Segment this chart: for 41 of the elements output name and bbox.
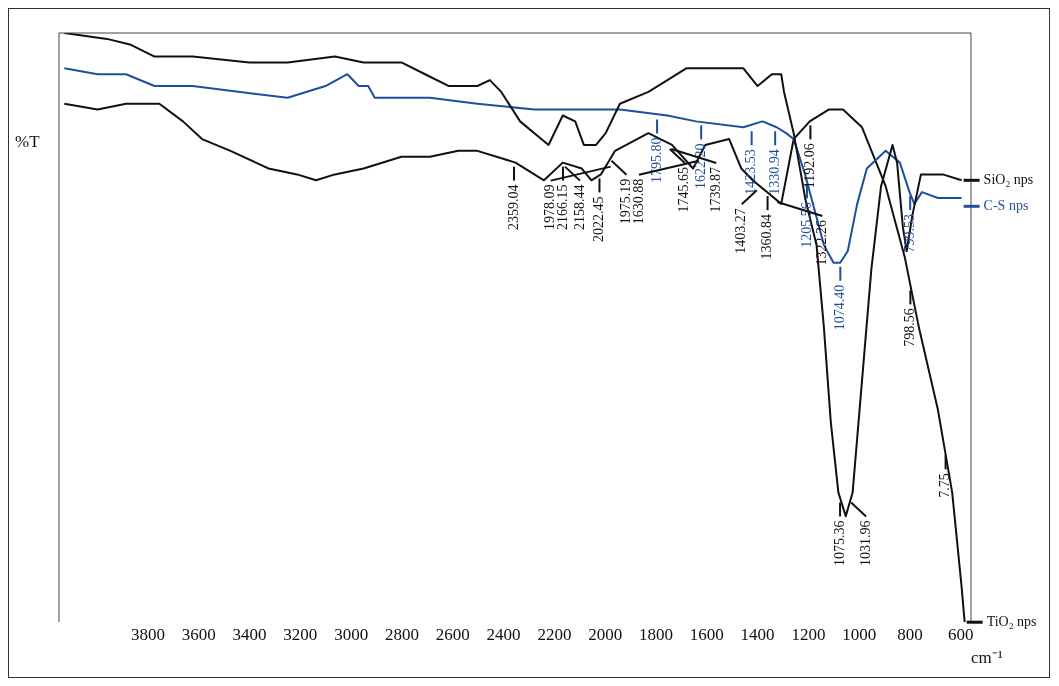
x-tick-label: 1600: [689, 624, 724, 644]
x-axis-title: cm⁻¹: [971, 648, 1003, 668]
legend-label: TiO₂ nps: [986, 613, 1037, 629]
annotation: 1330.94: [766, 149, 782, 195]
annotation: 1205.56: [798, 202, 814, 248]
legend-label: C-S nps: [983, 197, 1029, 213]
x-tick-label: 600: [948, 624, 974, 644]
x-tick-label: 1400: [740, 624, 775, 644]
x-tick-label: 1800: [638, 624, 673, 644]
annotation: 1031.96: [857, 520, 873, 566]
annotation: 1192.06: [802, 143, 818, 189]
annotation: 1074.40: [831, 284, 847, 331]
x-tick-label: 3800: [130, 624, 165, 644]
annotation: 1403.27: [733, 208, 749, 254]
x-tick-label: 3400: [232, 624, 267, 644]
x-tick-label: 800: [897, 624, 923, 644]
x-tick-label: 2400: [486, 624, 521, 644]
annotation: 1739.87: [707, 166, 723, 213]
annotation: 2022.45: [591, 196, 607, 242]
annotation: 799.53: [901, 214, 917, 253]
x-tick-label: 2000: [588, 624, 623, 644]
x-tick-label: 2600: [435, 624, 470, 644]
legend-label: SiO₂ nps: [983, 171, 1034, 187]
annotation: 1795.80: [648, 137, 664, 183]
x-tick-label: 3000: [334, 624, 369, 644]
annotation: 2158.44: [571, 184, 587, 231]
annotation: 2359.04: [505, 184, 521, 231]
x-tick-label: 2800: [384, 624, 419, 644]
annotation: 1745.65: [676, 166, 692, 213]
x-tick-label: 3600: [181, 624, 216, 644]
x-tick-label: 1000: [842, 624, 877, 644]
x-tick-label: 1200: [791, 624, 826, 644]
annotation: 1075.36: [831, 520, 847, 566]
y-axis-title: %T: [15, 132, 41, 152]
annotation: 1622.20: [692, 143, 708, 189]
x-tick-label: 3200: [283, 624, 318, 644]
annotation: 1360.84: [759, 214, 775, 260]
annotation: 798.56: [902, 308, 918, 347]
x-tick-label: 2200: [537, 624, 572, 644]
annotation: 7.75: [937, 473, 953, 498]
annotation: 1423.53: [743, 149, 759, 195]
--
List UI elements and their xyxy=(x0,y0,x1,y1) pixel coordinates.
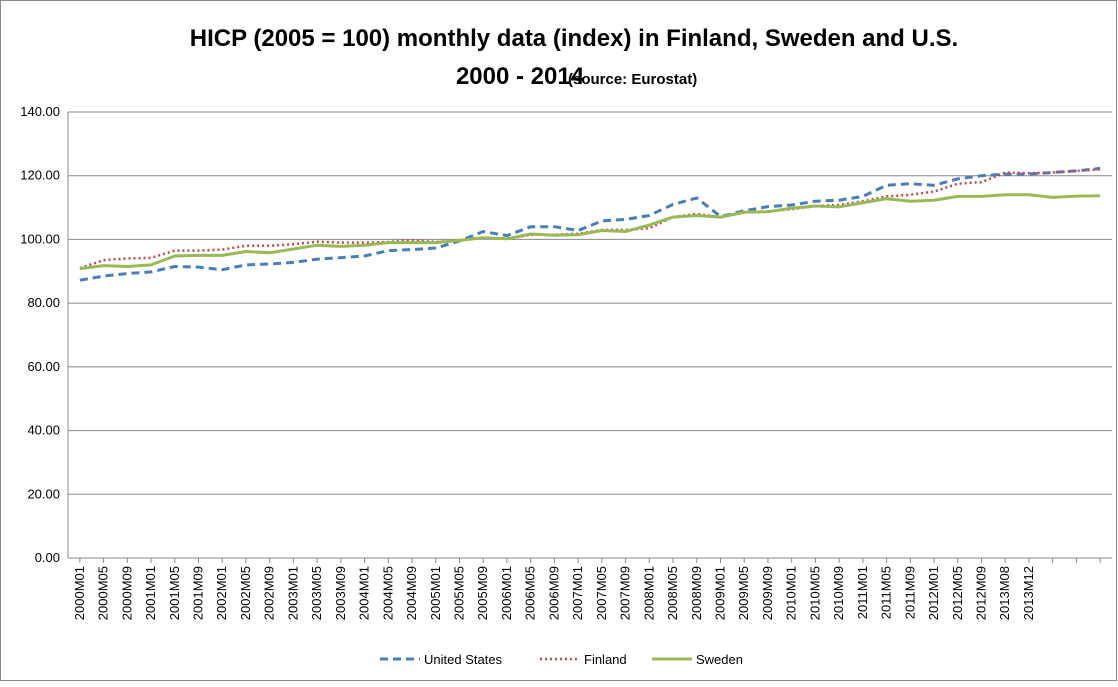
...
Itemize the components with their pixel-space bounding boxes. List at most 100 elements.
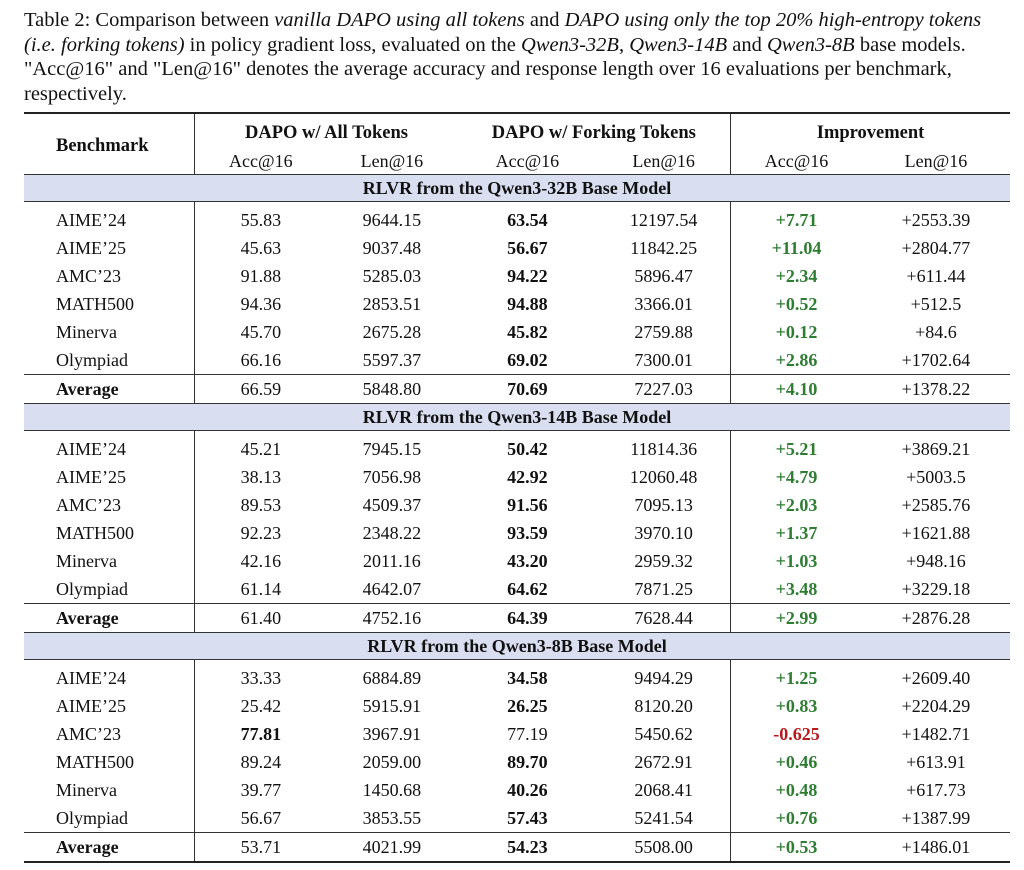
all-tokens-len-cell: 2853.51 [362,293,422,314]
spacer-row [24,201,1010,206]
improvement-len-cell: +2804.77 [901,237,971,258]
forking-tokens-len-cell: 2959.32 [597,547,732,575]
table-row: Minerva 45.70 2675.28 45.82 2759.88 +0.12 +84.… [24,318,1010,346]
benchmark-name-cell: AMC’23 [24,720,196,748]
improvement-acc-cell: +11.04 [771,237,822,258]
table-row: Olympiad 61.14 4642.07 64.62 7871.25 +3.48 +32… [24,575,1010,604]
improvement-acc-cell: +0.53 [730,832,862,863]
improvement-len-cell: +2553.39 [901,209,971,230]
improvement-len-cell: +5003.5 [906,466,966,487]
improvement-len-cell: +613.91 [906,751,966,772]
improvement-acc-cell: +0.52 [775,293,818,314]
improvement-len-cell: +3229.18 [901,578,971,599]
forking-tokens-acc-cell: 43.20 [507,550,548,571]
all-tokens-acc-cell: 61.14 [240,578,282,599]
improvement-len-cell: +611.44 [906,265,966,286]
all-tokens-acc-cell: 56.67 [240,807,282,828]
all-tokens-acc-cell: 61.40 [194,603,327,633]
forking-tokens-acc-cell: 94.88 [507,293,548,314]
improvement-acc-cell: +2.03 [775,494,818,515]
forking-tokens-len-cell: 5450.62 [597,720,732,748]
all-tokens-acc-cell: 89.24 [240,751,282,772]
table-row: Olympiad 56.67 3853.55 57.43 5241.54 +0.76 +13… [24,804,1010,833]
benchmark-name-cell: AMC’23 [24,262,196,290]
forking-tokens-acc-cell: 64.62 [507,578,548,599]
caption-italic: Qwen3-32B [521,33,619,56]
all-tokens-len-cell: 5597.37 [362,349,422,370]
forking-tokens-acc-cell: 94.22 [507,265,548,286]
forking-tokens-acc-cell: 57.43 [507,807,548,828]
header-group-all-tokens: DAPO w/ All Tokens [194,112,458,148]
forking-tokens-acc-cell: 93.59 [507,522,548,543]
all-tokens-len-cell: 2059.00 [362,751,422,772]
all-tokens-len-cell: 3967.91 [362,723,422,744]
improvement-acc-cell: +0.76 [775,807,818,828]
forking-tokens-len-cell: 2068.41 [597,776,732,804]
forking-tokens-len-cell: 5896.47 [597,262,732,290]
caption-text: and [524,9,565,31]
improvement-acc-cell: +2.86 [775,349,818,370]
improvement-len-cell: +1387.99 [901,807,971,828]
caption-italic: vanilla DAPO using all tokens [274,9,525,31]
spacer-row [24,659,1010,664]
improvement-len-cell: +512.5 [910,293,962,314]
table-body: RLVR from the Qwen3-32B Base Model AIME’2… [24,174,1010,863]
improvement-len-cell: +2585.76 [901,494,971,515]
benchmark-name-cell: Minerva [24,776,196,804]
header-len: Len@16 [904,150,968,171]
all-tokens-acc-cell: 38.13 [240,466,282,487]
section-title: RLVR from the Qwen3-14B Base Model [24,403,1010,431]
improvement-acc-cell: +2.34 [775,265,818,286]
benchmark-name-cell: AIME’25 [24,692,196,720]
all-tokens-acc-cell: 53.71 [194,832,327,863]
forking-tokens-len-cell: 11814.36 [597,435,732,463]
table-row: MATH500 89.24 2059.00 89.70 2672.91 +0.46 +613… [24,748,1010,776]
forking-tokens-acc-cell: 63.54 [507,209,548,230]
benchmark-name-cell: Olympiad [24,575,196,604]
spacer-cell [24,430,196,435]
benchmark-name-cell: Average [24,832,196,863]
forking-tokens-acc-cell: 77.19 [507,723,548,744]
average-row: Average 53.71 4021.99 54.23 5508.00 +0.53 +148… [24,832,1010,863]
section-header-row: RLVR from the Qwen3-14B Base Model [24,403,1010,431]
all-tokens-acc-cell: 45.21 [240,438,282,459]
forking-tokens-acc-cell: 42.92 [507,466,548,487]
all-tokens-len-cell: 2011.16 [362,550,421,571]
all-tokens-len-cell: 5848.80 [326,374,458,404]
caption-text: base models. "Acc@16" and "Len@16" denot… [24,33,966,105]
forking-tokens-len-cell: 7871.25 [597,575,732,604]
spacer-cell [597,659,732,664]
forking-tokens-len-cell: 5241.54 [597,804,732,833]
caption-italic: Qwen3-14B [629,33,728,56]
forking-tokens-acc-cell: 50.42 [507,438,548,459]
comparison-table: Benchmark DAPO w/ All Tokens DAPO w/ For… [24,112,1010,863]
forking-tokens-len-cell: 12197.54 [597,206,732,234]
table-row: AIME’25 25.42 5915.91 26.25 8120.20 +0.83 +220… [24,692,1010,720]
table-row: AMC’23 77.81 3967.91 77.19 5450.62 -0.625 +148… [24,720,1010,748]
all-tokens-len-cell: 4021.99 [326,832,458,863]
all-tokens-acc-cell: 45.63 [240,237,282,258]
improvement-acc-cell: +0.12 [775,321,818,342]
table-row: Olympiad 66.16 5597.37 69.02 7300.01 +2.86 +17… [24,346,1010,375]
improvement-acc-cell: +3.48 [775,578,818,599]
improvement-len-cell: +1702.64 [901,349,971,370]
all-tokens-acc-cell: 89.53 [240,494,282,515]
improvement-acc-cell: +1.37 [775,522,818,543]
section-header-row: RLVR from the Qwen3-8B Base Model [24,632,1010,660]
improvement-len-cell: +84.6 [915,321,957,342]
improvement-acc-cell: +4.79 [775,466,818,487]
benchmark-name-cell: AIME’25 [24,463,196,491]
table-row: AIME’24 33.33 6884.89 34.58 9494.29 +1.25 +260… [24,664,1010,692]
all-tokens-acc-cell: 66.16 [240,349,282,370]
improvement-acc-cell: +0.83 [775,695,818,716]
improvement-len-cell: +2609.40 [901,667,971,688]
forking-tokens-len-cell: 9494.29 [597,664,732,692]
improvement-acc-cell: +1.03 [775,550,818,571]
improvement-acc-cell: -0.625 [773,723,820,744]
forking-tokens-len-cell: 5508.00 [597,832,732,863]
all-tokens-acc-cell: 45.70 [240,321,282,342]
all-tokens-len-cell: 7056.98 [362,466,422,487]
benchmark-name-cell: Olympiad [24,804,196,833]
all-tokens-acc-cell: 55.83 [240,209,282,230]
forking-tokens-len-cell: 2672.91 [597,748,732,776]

### Set task:
Copy the material from the line with "Segment this chart: for" to the line with "annotation: 2158.44: [571, 184, 587, 231]", swapping "legend-label" for "key-label" and keeping everything else the same. Leave the pictures out.

### Output of the exercise:
Segment this chart: for 41 of the elements output name and bbox.
x-tick-label: 1600: [689, 624, 724, 644]
x-axis-title: cm⁻¹: [971, 648, 1003, 668]
key-label: TiO₂ nps: [986, 613, 1037, 629]
annotation: 1330.94: [766, 149, 782, 195]
annotation: 1205.56: [798, 202, 814, 248]
key-label: C-S nps: [983, 197, 1029, 213]
x-tick-label: 600: [948, 624, 974, 644]
x-tick-label: 1400: [740, 624, 775, 644]
x-tick-label: 1800: [638, 624, 673, 644]
annotation: 1031.96: [857, 520, 873, 566]
annotation: 1192.06: [802, 143, 818, 189]
annotation: 1074.40: [831, 284, 847, 331]
x-tick-label: 3800: [130, 624, 165, 644]
annotation: 1403.27: [733, 208, 749, 254]
x-tick-label: 3400: [232, 624, 267, 644]
x-tick-label: 800: [897, 624, 923, 644]
x-tick-label: 2400: [486, 624, 521, 644]
annotation: 1739.87: [707, 166, 723, 213]
annotation: 2022.45: [591, 196, 607, 242]
annotation: 799.53: [901, 214, 917, 253]
x-tick-label: 2000: [588, 624, 623, 644]
x-tick-label: 2600: [435, 624, 470, 644]
key-label: SiO₂ nps: [983, 171, 1034, 187]
annotation: 1795.80: [648, 137, 664, 183]
x-tick-label: 3000: [334, 624, 369, 644]
annotation: 2158.44: [571, 184, 587, 231]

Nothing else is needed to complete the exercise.